» PASSAGE SHOWN:

The Best Southern Books of March

March means springtime in the South — even in the boreal forests atop the Great Smoky Mountains in North Carolina and Tennessee. This March, springtime brings a flood of new novels, poetry collections, and other books written by Southern authors and set in Southern states — particularly Mississippi, which boasts three titles on this list. Here are the 15 best Southern books of March 2020 according to our editorial staff.

Blackwood
By Michael Farris Smith
Little, Brown
March 3
Set in Mississippi

“A stunning Southern gothic thriller, laced with kudzu and soaked in dread.” —Adam Morgan


The Last Taxi Driver
By Lee Durkhee
Tin House Books
March 3
Set in Mississippi

“A college town cabbie embarks on a Denis Johnson-esque quest from Mississippi to Tennessee and back.” —Adam Morgan


A Good Neighborhood
By Therese Anne Fowler
St. Martin’s Press
March 10
Set in North Carolina

“North Carolina’s resident master of historical fiction (Z: A Novel of Zelda Fitzgerald) returns with a poignant modern-day drama about race and privilege in the vein of Little Fires Everywhere.” —Adam Morgan


Black Widow
By Leslie Gray Streeter
Little, Brown
March 10
Set in Florida

“This book is a brave and tender examination of grief, recovery, and widowhood. Streeter shares both her love story and her experience of life after her husband’s death — including the gritty details of coffin shopping, single parenting, and racism — with candor, hope, and humor.” —Chelsea Risley


To Make Room for the Sea
By Adam Clay
Milkweed Editions
March 10
Set in Mississippi (and elsewhere)

“‘Stretched between grief and praise,’” (Traci Brimhall) Adam Clay’s fourth collection explores everyday life, parenthood, and the natural world and balances the grief of impermanence with hope for the future.” —Chelsea Risley


So We Can Glow
By Leesa Cross-Smith
Grand Central
March 10
Set in Kentucky (and elsewhere)

“The second short story collection from the author of one of my favorite novels of 2018 (Whiskey & Ribbons).” —Adam Morgan


Mustard, Milk, and Gin
By Megan Denton Ray
Hub City Press
March 10
Set in Tennessee (and elsewhere)

» EXERCISE INSTRUCTIONS:
Answer from the March books list:
(a) How many titles does the editorial staff name as the best Southern books of March 2020?
(b) Which publisher is given for The Last Taxi Driver?
(c) In which state is A Good Neighborhood set?

» ROWS:

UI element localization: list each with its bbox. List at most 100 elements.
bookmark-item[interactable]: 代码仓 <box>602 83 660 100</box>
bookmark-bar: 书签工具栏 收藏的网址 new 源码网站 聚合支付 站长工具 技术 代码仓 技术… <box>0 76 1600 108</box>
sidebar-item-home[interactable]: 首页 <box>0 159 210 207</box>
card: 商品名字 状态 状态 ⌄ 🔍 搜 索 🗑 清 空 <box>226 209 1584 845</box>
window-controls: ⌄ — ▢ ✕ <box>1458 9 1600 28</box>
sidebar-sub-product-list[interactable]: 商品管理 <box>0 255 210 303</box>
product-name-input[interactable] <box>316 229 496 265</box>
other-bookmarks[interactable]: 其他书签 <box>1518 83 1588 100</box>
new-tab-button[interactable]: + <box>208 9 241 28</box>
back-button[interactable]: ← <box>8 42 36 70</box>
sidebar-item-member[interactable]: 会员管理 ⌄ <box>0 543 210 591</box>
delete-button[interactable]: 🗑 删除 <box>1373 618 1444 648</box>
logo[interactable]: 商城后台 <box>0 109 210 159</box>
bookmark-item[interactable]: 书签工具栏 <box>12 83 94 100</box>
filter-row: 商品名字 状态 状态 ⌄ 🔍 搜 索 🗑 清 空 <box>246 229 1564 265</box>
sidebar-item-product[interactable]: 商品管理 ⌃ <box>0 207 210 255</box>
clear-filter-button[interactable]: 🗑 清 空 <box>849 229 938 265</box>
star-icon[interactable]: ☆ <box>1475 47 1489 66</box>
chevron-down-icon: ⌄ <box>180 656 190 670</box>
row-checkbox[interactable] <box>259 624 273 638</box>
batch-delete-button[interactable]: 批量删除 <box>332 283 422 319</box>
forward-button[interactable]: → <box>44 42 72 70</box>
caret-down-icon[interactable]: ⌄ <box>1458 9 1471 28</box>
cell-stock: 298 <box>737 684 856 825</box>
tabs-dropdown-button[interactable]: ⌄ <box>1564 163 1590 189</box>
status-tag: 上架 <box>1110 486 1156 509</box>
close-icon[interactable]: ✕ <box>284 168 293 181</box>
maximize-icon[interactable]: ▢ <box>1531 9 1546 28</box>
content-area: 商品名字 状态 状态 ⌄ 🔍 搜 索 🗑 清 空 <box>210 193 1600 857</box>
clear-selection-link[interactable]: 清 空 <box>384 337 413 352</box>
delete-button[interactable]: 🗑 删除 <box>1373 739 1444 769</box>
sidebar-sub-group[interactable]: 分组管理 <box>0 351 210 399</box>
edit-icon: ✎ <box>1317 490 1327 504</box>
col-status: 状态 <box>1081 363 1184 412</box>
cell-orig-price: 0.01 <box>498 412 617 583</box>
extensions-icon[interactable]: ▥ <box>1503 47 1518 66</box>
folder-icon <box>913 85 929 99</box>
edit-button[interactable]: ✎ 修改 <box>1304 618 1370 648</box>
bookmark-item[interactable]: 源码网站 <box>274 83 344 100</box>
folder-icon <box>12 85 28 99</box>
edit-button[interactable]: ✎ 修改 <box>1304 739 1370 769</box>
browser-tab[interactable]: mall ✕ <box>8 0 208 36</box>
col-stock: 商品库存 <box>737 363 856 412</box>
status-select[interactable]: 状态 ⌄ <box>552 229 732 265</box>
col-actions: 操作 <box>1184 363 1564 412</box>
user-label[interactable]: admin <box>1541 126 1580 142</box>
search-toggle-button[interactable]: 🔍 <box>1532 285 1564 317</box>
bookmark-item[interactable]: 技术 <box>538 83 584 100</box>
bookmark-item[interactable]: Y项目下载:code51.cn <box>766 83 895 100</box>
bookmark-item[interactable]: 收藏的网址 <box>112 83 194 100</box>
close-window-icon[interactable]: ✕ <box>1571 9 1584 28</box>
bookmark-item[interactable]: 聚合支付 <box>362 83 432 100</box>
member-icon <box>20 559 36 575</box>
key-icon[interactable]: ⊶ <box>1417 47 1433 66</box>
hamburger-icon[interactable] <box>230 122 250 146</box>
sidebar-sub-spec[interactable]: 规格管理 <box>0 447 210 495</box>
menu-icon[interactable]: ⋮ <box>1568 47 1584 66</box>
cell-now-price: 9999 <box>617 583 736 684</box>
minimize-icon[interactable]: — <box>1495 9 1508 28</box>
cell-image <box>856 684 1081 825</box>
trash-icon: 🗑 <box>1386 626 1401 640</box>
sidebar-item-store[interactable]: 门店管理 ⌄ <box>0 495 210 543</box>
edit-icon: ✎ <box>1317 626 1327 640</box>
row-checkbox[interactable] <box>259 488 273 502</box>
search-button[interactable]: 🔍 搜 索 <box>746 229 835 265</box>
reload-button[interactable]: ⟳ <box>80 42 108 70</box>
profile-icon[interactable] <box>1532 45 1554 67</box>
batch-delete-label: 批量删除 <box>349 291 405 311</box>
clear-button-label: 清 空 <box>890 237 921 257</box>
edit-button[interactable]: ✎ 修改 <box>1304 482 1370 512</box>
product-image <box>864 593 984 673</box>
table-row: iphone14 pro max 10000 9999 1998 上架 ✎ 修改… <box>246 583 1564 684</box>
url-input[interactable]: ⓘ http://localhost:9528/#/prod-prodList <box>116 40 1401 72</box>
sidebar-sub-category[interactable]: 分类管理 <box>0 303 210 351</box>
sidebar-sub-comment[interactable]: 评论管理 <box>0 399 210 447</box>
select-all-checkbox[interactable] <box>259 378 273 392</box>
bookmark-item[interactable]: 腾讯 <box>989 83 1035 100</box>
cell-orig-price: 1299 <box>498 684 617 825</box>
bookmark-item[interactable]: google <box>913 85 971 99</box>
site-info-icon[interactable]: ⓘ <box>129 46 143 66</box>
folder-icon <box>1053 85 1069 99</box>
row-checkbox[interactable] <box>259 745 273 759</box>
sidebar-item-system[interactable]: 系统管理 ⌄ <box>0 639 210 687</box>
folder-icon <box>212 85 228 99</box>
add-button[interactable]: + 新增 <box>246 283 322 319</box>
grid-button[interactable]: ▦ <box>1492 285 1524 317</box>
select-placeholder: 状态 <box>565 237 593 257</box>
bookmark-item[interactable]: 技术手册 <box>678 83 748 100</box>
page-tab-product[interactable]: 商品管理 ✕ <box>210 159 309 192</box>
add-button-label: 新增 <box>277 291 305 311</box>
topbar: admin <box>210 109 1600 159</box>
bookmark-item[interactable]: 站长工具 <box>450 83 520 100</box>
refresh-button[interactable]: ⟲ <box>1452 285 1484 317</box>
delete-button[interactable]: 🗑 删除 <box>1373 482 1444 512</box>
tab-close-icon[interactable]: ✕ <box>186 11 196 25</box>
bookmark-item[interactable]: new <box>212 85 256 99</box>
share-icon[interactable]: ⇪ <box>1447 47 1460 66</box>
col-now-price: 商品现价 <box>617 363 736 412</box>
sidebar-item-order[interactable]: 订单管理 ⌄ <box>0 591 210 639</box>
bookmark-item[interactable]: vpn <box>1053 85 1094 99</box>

» THE RESULT:
(a) 15
(b) Tin House Books
(c) North Carolina